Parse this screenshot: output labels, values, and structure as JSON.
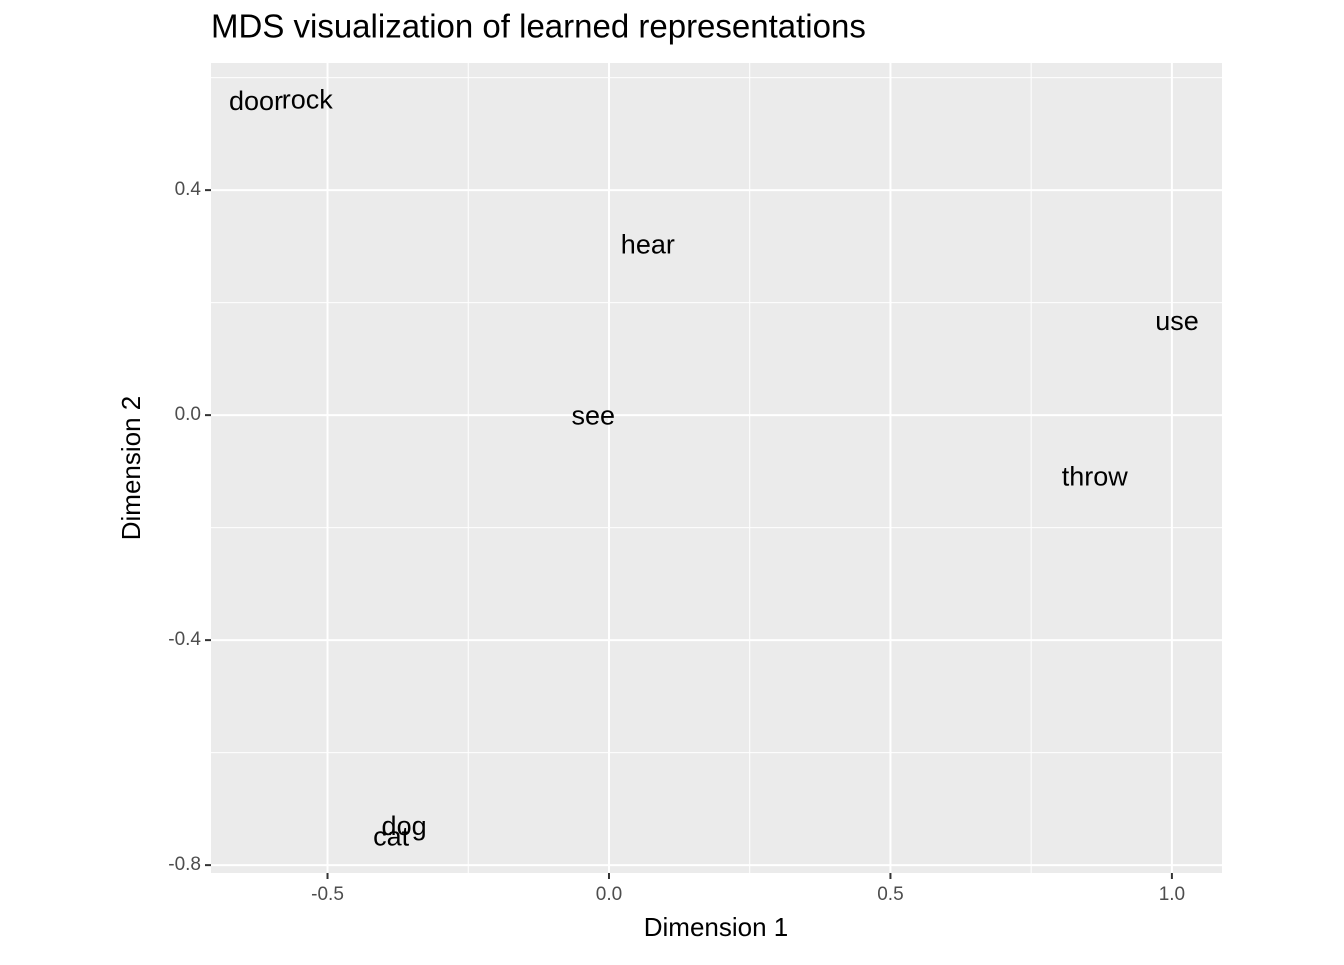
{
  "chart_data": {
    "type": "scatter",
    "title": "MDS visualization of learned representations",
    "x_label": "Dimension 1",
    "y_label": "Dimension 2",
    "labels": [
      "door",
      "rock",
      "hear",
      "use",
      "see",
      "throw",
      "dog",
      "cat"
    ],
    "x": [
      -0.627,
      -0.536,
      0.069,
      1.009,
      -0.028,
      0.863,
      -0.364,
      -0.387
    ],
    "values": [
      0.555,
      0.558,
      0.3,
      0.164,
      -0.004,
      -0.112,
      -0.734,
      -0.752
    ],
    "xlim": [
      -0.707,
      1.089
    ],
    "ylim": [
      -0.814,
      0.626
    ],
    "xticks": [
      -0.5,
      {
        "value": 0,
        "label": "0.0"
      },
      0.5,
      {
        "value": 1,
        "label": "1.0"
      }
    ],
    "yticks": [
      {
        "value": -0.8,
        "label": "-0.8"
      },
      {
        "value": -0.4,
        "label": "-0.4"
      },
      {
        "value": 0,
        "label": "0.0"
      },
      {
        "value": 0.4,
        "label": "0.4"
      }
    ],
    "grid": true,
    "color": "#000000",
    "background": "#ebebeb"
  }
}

☆ ☆ ☆ ☆ ☆

* Job *
Print all of the entries word for word. Skip any images they contain.

* Result of the exercise *
Parse this screenshot: output labels, values, and structure as JSON.
{
  "chart_data": {
    "type": "scatter",
    "title": "MDS visualization of learned representations",
    "x_label": "Dimension 1",
    "y_label": "Dimension 2",
    "labels": [
      "door",
      "rock",
      "hear",
      "use",
      "see",
      "throw",
      "dog",
      "cat"
    ],
    "x": [
      -0.627,
      -0.536,
      0.069,
      1.009,
      -0.028,
      0.863,
      -0.364,
      -0.387
    ],
    "values": [
      0.555,
      0.558,
      0.3,
      0.164,
      -0.004,
      -0.112,
      -0.734,
      -0.752
    ],
    "xlim": [
      -0.707,
      1.089
    ],
    "ylim": [
      -0.814,
      0.626
    ],
    "xticks": [
      -0.5,
      {
        "value": 0,
        "label": "0.0"
      },
      0.5,
      {
        "value": 1,
        "label": "1.0"
      }
    ],
    "yticks": [
      {
        "value": -0.8,
        "label": "-0.8"
      },
      {
        "value": -0.4,
        "label": "-0.4"
      },
      {
        "value": 0,
        "label": "0.0"
      },
      {
        "value": 0.4,
        "label": "0.4"
      }
    ],
    "grid": true,
    "color": "#000000",
    "background": "#ebebeb"
  }
}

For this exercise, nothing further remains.